— Start of Material provided —

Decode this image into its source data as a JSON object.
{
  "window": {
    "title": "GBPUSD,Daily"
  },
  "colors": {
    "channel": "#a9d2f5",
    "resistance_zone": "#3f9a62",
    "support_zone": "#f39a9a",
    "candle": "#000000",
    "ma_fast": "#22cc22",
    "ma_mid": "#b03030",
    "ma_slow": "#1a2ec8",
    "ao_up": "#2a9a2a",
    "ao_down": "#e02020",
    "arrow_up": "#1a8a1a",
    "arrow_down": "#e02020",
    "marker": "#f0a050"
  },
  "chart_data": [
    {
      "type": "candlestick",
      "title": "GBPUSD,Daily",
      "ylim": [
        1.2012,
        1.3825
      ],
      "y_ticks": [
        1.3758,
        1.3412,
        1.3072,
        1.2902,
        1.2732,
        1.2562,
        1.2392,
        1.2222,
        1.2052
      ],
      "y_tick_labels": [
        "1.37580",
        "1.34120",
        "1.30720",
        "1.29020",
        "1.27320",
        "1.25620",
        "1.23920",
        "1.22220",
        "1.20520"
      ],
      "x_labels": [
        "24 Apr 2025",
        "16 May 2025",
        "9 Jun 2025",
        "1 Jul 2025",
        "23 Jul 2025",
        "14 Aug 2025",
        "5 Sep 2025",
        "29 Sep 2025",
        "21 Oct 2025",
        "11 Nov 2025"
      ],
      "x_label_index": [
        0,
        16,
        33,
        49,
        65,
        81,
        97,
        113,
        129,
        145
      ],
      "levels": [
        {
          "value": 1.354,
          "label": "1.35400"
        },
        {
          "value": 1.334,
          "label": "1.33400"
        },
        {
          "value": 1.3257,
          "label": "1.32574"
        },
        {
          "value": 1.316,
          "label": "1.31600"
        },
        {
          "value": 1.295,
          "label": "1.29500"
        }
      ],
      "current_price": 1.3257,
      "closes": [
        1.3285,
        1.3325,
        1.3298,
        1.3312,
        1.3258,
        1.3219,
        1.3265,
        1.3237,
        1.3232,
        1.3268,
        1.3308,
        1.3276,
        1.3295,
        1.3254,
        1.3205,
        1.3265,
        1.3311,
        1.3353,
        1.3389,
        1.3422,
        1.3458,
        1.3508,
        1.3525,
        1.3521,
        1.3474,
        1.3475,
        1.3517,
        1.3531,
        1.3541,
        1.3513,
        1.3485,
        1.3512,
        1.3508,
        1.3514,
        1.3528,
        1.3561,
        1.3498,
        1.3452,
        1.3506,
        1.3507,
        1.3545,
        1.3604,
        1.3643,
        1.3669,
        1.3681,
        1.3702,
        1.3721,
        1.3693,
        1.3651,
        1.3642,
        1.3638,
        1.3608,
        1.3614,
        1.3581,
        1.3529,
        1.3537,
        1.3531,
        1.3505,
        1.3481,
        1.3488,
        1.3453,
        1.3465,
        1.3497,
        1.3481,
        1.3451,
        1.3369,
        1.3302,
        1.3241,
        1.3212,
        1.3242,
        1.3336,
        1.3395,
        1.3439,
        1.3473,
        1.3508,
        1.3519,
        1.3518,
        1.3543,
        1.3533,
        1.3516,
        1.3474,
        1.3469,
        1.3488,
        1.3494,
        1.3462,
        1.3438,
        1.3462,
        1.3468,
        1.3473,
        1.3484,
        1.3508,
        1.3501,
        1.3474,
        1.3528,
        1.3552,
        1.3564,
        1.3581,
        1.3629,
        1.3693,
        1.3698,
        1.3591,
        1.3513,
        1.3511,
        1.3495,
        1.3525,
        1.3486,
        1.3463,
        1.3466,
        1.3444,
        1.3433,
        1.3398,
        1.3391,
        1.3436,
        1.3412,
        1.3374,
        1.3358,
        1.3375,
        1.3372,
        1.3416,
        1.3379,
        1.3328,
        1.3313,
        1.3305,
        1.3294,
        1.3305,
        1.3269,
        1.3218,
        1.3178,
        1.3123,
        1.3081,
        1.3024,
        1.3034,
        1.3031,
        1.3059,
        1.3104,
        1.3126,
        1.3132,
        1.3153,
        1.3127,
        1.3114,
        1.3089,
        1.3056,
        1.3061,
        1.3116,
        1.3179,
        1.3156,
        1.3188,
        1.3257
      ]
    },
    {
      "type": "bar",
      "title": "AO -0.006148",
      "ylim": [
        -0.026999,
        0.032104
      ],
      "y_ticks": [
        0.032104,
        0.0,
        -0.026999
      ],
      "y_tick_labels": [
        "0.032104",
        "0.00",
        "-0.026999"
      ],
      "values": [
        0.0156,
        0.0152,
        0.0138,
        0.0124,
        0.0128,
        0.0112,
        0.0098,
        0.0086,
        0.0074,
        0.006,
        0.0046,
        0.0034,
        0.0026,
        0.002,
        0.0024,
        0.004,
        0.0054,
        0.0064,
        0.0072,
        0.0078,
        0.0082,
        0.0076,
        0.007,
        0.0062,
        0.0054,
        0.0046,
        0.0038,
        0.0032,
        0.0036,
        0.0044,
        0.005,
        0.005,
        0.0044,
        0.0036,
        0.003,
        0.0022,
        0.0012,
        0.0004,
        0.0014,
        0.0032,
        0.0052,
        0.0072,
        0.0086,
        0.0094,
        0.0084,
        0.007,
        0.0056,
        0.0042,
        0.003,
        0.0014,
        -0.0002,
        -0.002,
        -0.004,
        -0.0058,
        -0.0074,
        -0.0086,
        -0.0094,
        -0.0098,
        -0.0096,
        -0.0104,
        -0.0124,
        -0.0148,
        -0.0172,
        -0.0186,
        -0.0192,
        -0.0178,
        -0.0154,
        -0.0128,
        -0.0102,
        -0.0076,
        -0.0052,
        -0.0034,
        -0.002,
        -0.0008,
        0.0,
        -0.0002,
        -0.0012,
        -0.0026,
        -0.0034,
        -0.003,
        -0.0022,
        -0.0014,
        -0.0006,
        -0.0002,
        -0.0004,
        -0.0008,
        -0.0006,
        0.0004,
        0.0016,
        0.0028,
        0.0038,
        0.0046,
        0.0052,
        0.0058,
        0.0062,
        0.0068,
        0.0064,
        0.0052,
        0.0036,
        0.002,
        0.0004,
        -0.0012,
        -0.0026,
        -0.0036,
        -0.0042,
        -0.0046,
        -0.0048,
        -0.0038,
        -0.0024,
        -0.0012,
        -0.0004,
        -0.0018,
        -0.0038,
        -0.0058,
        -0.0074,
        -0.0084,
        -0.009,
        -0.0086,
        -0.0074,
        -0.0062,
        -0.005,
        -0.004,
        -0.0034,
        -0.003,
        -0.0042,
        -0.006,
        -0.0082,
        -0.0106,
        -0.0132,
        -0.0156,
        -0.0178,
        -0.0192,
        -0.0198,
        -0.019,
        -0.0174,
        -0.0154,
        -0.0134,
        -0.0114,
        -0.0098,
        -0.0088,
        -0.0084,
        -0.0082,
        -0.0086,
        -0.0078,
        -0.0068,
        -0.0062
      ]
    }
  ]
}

— End of Material provided —

Provide all the records again, word for word.

Decode this image into its source data as a JSON object.
{
  "window": {
    "title": "GBPUSD,Daily"
  },
  "colors": {
    "channel": "#a9d2f5",
    "resistance_zone": "#3f9a62",
    "support_zone": "#f39a9a",
    "candle": "#000000",
    "ma_fast": "#22cc22",
    "ma_mid": "#b03030",
    "ma_slow": "#1a2ec8",
    "ao_up": "#2a9a2a",
    "ao_down": "#e02020",
    "arrow_up": "#1a8a1a",
    "arrow_down": "#e02020",
    "marker": "#f0a050"
  },
  "chart_data": [
    {
      "type": "candlestick",
      "title": "GBPUSD,Daily",
      "ylim": [
        1.2012,
        1.3825
      ],
      "y_ticks": [
        1.3758,
        1.3412,
        1.3072,
        1.2902,
        1.2732,
        1.2562,
        1.2392,
        1.2222,
        1.2052
      ],
      "y_tick_labels": [
        "1.37580",
        "1.34120",
        "1.30720",
        "1.29020",
        "1.27320",
        "1.25620",
        "1.23920",
        "1.22220",
        "1.20520"
      ],
      "x_labels": [
        "24 Apr 2025",
        "16 May 2025",
        "9 Jun 2025",
        "1 Jul 2025",
        "23 Jul 2025",
        "14 Aug 2025",
        "5 Sep 2025",
        "29 Sep 2025",
        "21 Oct 2025",
        "11 Nov 2025"
      ],
      "x_label_index": [
        0,
        16,
        33,
        49,
        65,
        81,
        97,
        113,
        129,
        145
      ],
      "levels": [
        {
          "value": 1.354,
          "label": "1.35400"
        },
        {
          "value": 1.334,
          "label": "1.33400"
        },
        {
          "value": 1.3257,
          "label": "1.32574"
        },
        {
          "value": 1.316,
          "label": "1.31600"
        },
        {
          "value": 1.295,
          "label": "1.29500"
        }
      ],
      "current_price": 1.3257,
      "closes": [
        1.3285,
        1.3325,
        1.3298,
        1.3312,
        1.3258,
        1.3219,
        1.3265,
        1.3237,
        1.3232,
        1.3268,
        1.3308,
        1.3276,
        1.3295,
        1.3254,
        1.3205,
        1.3265,
        1.3311,
        1.3353,
        1.3389,
        1.3422,
        1.3458,
        1.3508,
        1.3525,
        1.3521,
        1.3474,
        1.3475,
        1.3517,
        1.3531,
        1.3541,
        1.3513,
        1.3485,
        1.3512,
        1.3508,
        1.3514,
        1.3528,
        1.3561,
        1.3498,
        1.3452,
        1.3506,
        1.3507,
        1.3545,
        1.3604,
        1.3643,
        1.3669,
        1.3681,
        1.3702,
        1.3721,
        1.3693,
        1.3651,
        1.3642,
        1.3638,
        1.3608,
        1.3614,
        1.3581,
        1.3529,
        1.3537,
        1.3531,
        1.3505,
        1.3481,
        1.3488,
        1.3453,
        1.3465,
        1.3497,
        1.3481,
        1.3451,
        1.3369,
        1.3302,
        1.3241,
        1.3212,
        1.3242,
        1.3336,
        1.3395,
        1.3439,
        1.3473,
        1.3508,
        1.3519,
        1.3518,
        1.3543,
        1.3533,
        1.3516,
        1.3474,
        1.3469,
        1.3488,
        1.3494,
        1.3462,
        1.3438,
        1.3462,
        1.3468,
        1.3473,
        1.3484,
        1.3508,
        1.3501,
        1.3474,
        1.3528,
        1.3552,
        1.3564,
        1.3581,
        1.3629,
        1.3693,
        1.3698,
        1.3591,
        1.3513,
        1.3511,
        1.3495,
        1.3525,
        1.3486,
        1.3463,
        1.3466,
        1.3444,
        1.3433,
        1.3398,
        1.3391,
        1.3436,
        1.3412,
        1.3374,
        1.3358,
        1.3375,
        1.3372,
        1.3416,
        1.3379,
        1.3328,
        1.3313,
        1.3305,
        1.3294,
        1.3305,
        1.3269,
        1.3218,
        1.3178,
        1.3123,
        1.3081,
        1.3024,
        1.3034,
        1.3031,
        1.3059,
        1.3104,
        1.3126,
        1.3132,
        1.3153,
        1.3127,
        1.3114,
        1.3089,
        1.3056,
        1.3061,
        1.3116,
        1.3179,
        1.3156,
        1.3188,
        1.3257
      ]
    },
    {
      "type": "bar",
      "title": "AO -0.006148",
      "ylim": [
        -0.026999,
        0.032104
      ],
      "y_ticks": [
        0.032104,
        0.0,
        -0.026999
      ],
      "y_tick_labels": [
        "0.032104",
        "0.00",
        "-0.026999"
      ],
      "values": [
        0.0156,
        0.0152,
        0.0138,
        0.0124,
        0.0128,
        0.0112,
        0.0098,
        0.0086,
        0.0074,
        0.006,
        0.0046,
        0.0034,
        0.0026,
        0.002,
        0.0024,
        0.004,
        0.0054,
        0.0064,
        0.0072,
        0.0078,
        0.0082,
        0.0076,
        0.007,
        0.0062,
        0.0054,
        0.0046,
        0.0038,
        0.0032,
        0.0036,
        0.0044,
        0.005,
        0.005,
        0.0044,
        0.0036,
        0.003,
        0.0022,
        0.0012,
        0.0004,
        0.0014,
        0.0032,
        0.0052,
        0.0072,
        0.0086,
        0.0094,
        0.0084,
        0.007,
        0.0056,
        0.0042,
        0.003,
        0.0014,
        -0.0002,
        -0.002,
        -0.004,
        -0.0058,
        -0.0074,
        -0.0086,
        -0.0094,
        -0.0098,
        -0.0096,
        -0.0104,
        -0.0124,
        -0.0148,
        -0.0172,
        -0.0186,
        -0.0192,
        -0.0178,
        -0.0154,
        -0.0128,
        -0.0102,
        -0.0076,
        -0.0052,
        -0.0034,
        -0.002,
        -0.0008,
        0.0,
        -0.0002,
        -0.0012,
        -0.0026,
        -0.0034,
        -0.003,
        -0.0022,
        -0.0014,
        -0.0006,
        -0.0002,
        -0.0004,
        -0.0008,
        -0.0006,
        0.0004,
        0.0016,
        0.0028,
        0.0038,
        0.0046,
        0.0052,
        0.0058,
        0.0062,
        0.0068,
        0.0064,
        0.0052,
        0.0036,
        0.002,
        0.0004,
        -0.0012,
        -0.0026,
        -0.0036,
        -0.0042,
        -0.0046,
        -0.0048,
        -0.0038,
        -0.0024,
        -0.0012,
        -0.0004,
        -0.0018,
        -0.0038,
        -0.0058,
        -0.0074,
        -0.0084,
        -0.009,
        -0.0086,
        -0.0074,
        -0.0062,
        -0.005,
        -0.004,
        -0.0034,
        -0.003,
        -0.0042,
        -0.006,
        -0.0082,
        -0.0106,
        -0.0132,
        -0.0156,
        -0.0178,
        -0.0192,
        -0.0198,
        -0.019,
        -0.0174,
        -0.0154,
        -0.0134,
        -0.0114,
        -0.0098,
        -0.0088,
        -0.0084,
        -0.0082,
        -0.0086,
        -0.0078,
        -0.0068,
        -0.0062
      ]
    }
  ]
}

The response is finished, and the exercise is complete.